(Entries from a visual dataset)

▼

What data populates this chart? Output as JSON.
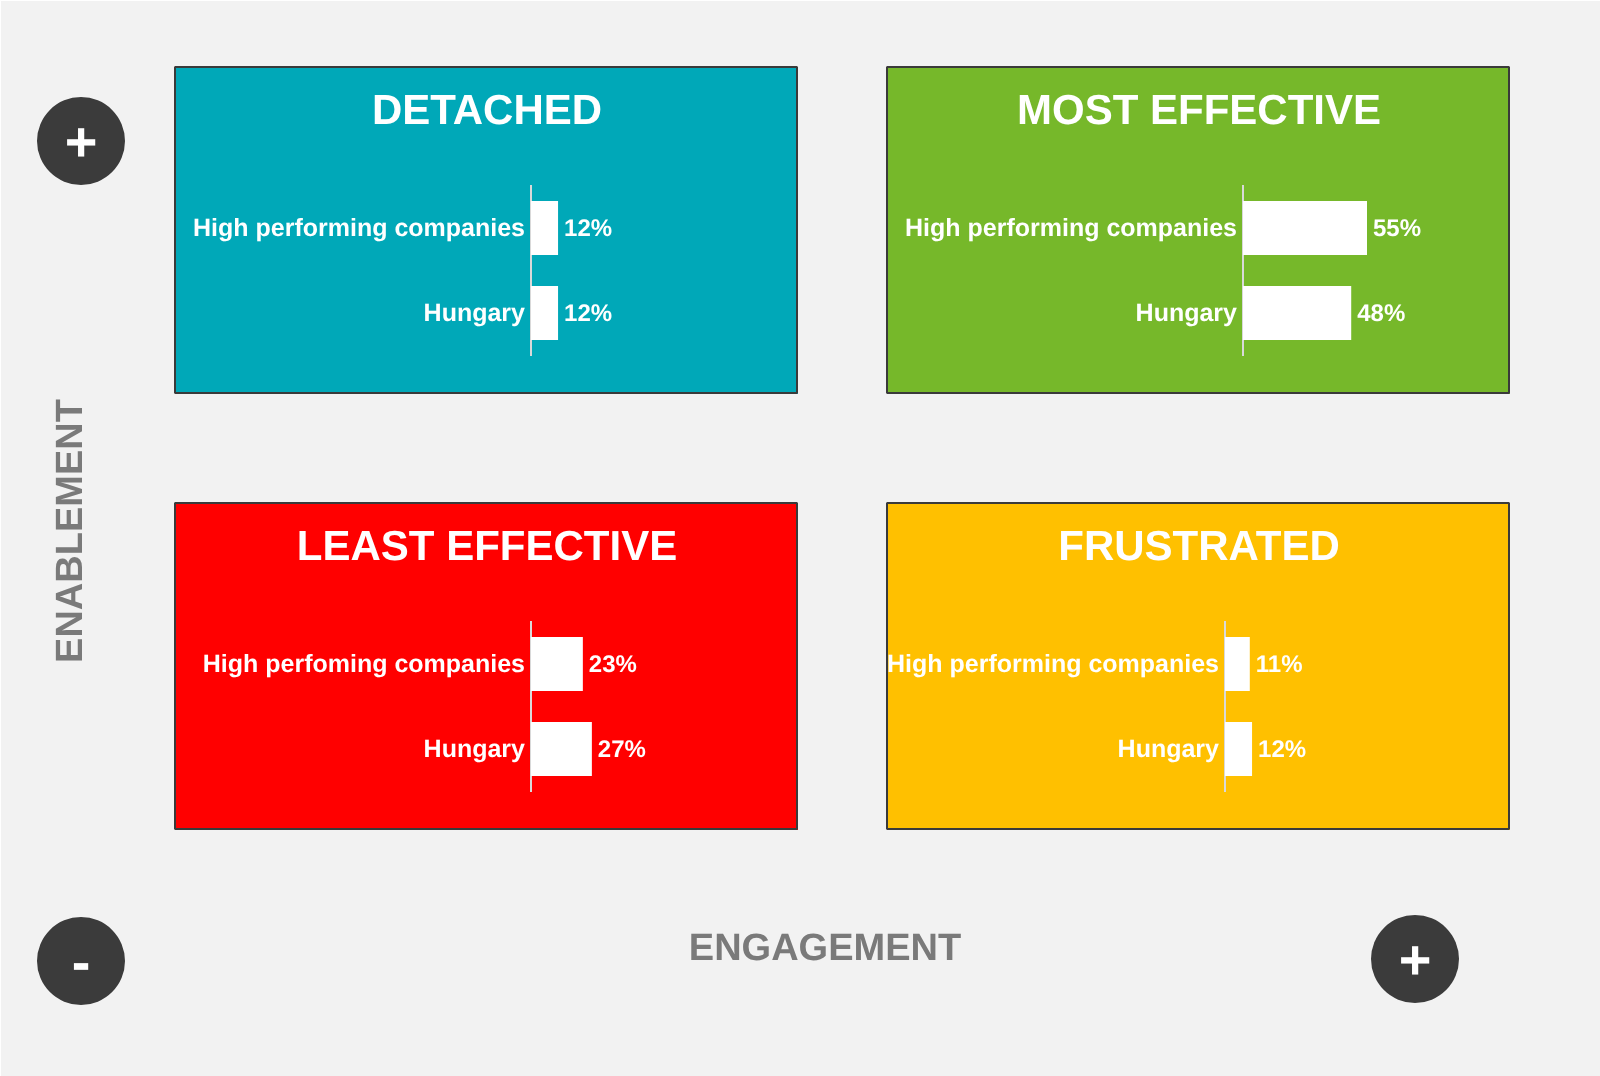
{
  "chart_data": [
    {
      "type": "bar",
      "orientation": "horizontal",
      "title": "DETACHED",
      "categories": [
        "High performing companies",
        "Hungary"
      ],
      "values": [
        12,
        12
      ],
      "value_labels": [
        "12%",
        "12%"
      ],
      "color": "#ffffff"
    },
    {
      "type": "bar",
      "orientation": "horizontal",
      "title": "MOST EFFECTIVE",
      "categories": [
        "High performing companies",
        "Hungary"
      ],
      "values": [
        55,
        48
      ],
      "value_labels": [
        "55%",
        "48%"
      ],
      "color": "#ffffff"
    },
    {
      "type": "bar",
      "orientation": "horizontal",
      "title": "LEAST EFFECTIVE",
      "categories": [
        "High perfoming companies",
        "Hungary"
      ],
      "values": [
        23,
        27
      ],
      "value_labels": [
        "23%",
        "27%"
      ],
      "color": "#ffffff"
    },
    {
      "type": "bar",
      "orientation": "horizontal",
      "title": "FRUSTRATED",
      "categories": [
        "High performing companies",
        "Hungary"
      ],
      "values": [
        11,
        12
      ],
      "value_labels": [
        "11%",
        "12%"
      ],
      "color": "#ffffff"
    },
    {
      "type": "other",
      "xlabel": "ENGAGEMENT",
      "ylabel": "ENABLEMENT",
      "annotations": [
        "+",
        "-",
        "+"
      ]
    }
  ]
}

▲

Task prompt: Using the records above, output their complete text exactly, minus any images.

Written solution:
What data populates this chart? Output as JSON.
{
  "chart_data": [
    {
      "type": "bar",
      "orientation": "horizontal",
      "title": "DETACHED",
      "categories": [
        "High performing companies",
        "Hungary"
      ],
      "values": [
        12,
        12
      ],
      "value_labels": [
        "12%",
        "12%"
      ],
      "color": "#ffffff"
    },
    {
      "type": "bar",
      "orientation": "horizontal",
      "title": "MOST EFFECTIVE",
      "categories": [
        "High performing companies",
        "Hungary"
      ],
      "values": [
        55,
        48
      ],
      "value_labels": [
        "55%",
        "48%"
      ],
      "color": "#ffffff"
    },
    {
      "type": "bar",
      "orientation": "horizontal",
      "title": "LEAST EFFECTIVE",
      "categories": [
        "High perfoming companies",
        "Hungary"
      ],
      "values": [
        23,
        27
      ],
      "value_labels": [
        "23%",
        "27%"
      ],
      "color": "#ffffff"
    },
    {
      "type": "bar",
      "orientation": "horizontal",
      "title": "FRUSTRATED",
      "categories": [
        "High performing companies",
        "Hungary"
      ],
      "values": [
        11,
        12
      ],
      "value_labels": [
        "11%",
        "12%"
      ],
      "color": "#ffffff"
    },
    {
      "type": "other",
      "xlabel": "ENGAGEMENT",
      "ylabel": "ENABLEMENT",
      "annotations": [
        "+",
        "-",
        "+"
      ]
    }
  ]
}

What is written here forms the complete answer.